Data to process =
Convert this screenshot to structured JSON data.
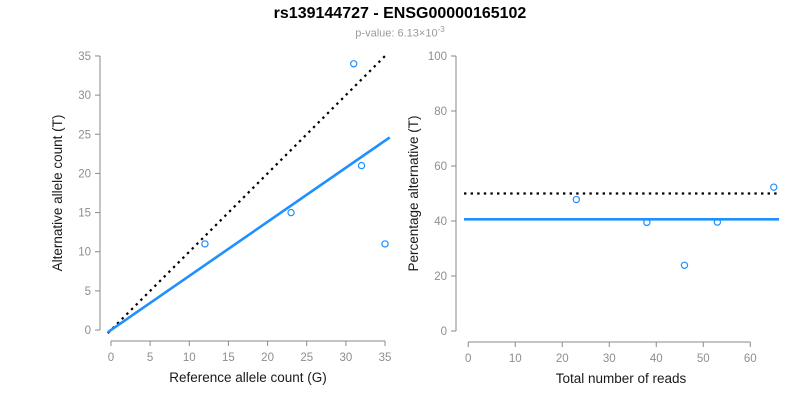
{
  "header": {
    "title": "rs139144727 - ENSG00000165102",
    "subtitle_text": "p-value: 6.13×10",
    "subtitle_exponent": "-3"
  },
  "colors": {
    "accent_blue": "#1E90FF",
    "line_black": "#000000",
    "axis_gray": "#8a8a8a",
    "tick_text_gray": "#8e8e8e",
    "axis_title_color": "#1a1a1a"
  },
  "chart_data": [
    {
      "type": "scatter",
      "panel": "left",
      "xlabel": "Reference allele count (G)",
      "ylabel": "Alternative allele count (T)",
      "xlim": [
        0,
        35
      ],
      "ylim": [
        0,
        35
      ],
      "xticks": [
        0,
        5,
        10,
        15,
        20,
        25,
        30,
        35
      ],
      "yticks": [
        0,
        5,
        10,
        15,
        20,
        25,
        30,
        35
      ],
      "grid": false,
      "points": [
        [
          12,
          11
        ],
        [
          23,
          15
        ],
        [
          31,
          34
        ],
        [
          32,
          21
        ],
        [
          35,
          11
        ]
      ],
      "lines": [
        {
          "name": "identity-line",
          "style": "dotted",
          "color": "#000000",
          "from": [
            -0.4,
            -0.4
          ],
          "to": [
            35.2,
            35.2
          ]
        },
        {
          "name": "regression-line",
          "style": "solid",
          "color": "#1E90FF",
          "from": [
            -0.4,
            -0.28
          ],
          "to": [
            35.6,
            24.6
          ]
        }
      ]
    },
    {
      "type": "scatter",
      "panel": "right",
      "xlabel": "Total number of reads",
      "ylabel": "Percentage alternative (T)",
      "xlim": [
        0,
        65
      ],
      "ylim": [
        0,
        100
      ],
      "xticks": [
        0,
        10,
        20,
        30,
        40,
        50,
        60
      ],
      "yticks": [
        0,
        20,
        40,
        60,
        80,
        100
      ],
      "grid": false,
      "points": [
        [
          23,
          47.8
        ],
        [
          38,
          39.5
        ],
        [
          46,
          23.9
        ],
        [
          53,
          39.6
        ],
        [
          65,
          52.3
        ]
      ],
      "lines": [
        {
          "name": "expected-percentage-line",
          "style": "dotted",
          "color": "#000000",
          "y": 50
        },
        {
          "name": "mean-percentage-line",
          "style": "solid",
          "color": "#1E90FF",
          "y": 40.6
        }
      ]
    }
  ]
}
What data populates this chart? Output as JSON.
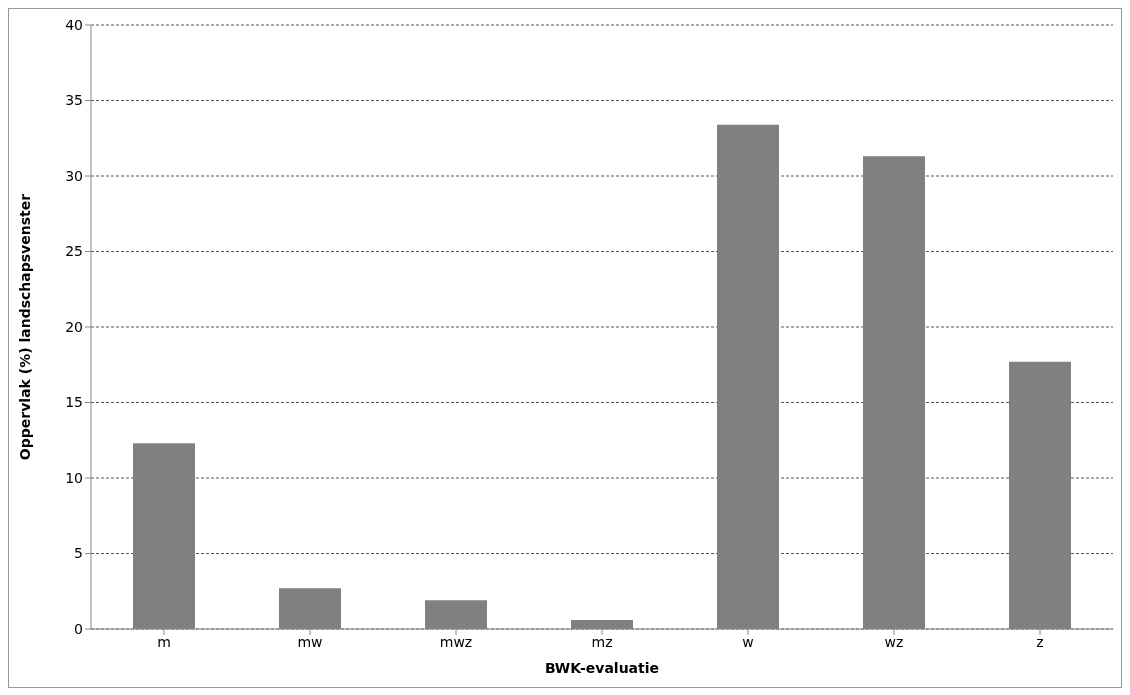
{
  "chart_data": {
    "type": "bar",
    "xlabel": "BWK-evaluatie",
    "ylabel": "Oppervlak (%) landschapsvenster",
    "categories": [
      "m",
      "mw",
      "mwz",
      "mz",
      "w",
      "wz",
      "z"
    ],
    "values": [
      12.3,
      2.7,
      1.9,
      0.6,
      33.4,
      31.3,
      17.7
    ],
    "color": "#808080",
    "ylim": [
      0,
      40
    ],
    "yticks": [
      0,
      5,
      10,
      15,
      20,
      25,
      30,
      35,
      40
    ],
    "grid": "y"
  }
}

Exercise details = Give every line above again exactly, with no pictures.

Problem solution =
Convert this screenshot to structured JSON data.
{
  "header": {
    "title": "rs139144727 - ENSG00000165102",
    "subtitle_text": "p-value: 6.13×10",
    "subtitle_exponent": "-3"
  },
  "colors": {
    "accent_blue": "#1E90FF",
    "line_black": "#000000",
    "axis_gray": "#8a8a8a",
    "tick_text_gray": "#8e8e8e",
    "axis_title_color": "#1a1a1a"
  },
  "chart_data": [
    {
      "type": "scatter",
      "panel": "left",
      "xlabel": "Reference allele count (G)",
      "ylabel": "Alternative allele count (T)",
      "xlim": [
        0,
        35
      ],
      "ylim": [
        0,
        35
      ],
      "xticks": [
        0,
        5,
        10,
        15,
        20,
        25,
        30,
        35
      ],
      "yticks": [
        0,
        5,
        10,
        15,
        20,
        25,
        30,
        35
      ],
      "grid": false,
      "points": [
        [
          12,
          11
        ],
        [
          23,
          15
        ],
        [
          31,
          34
        ],
        [
          32,
          21
        ],
        [
          35,
          11
        ]
      ],
      "lines": [
        {
          "name": "identity-line",
          "style": "dotted",
          "color": "#000000",
          "from": [
            -0.4,
            -0.4
          ],
          "to": [
            35.2,
            35.2
          ]
        },
        {
          "name": "regression-line",
          "style": "solid",
          "color": "#1E90FF",
          "from": [
            -0.4,
            -0.28
          ],
          "to": [
            35.6,
            24.6
          ]
        }
      ]
    },
    {
      "type": "scatter",
      "panel": "right",
      "xlabel": "Total number of reads",
      "ylabel": "Percentage alternative (T)",
      "xlim": [
        0,
        65
      ],
      "ylim": [
        0,
        100
      ],
      "xticks": [
        0,
        10,
        20,
        30,
        40,
        50,
        60
      ],
      "yticks": [
        0,
        20,
        40,
        60,
        80,
        100
      ],
      "grid": false,
      "points": [
        [
          23,
          47.8
        ],
        [
          38,
          39.5
        ],
        [
          46,
          23.9
        ],
        [
          53,
          39.6
        ],
        [
          65,
          52.3
        ]
      ],
      "lines": [
        {
          "name": "expected-percentage-line",
          "style": "dotted",
          "color": "#000000",
          "y": 50
        },
        {
          "name": "mean-percentage-line",
          "style": "solid",
          "color": "#1E90FF",
          "y": 40.6
        }
      ]
    }
  ]
}
What data populates this chart? Output as JSON.
{
  "chart_data": {
    "type": "bar",
    "xlabel": "BWK-evaluatie",
    "ylabel": "Oppervlak (%) landschapsvenster",
    "categories": [
      "m",
      "mw",
      "mwz",
      "mz",
      "w",
      "wz",
      "z"
    ],
    "values": [
      12.3,
      2.7,
      1.9,
      0.6,
      33.4,
      31.3,
      17.7
    ],
    "color": "#808080",
    "ylim": [
      0,
      40
    ],
    "yticks": [
      0,
      5,
      10,
      15,
      20,
      25,
      30,
      35,
      40
    ],
    "grid": "y"
  }
}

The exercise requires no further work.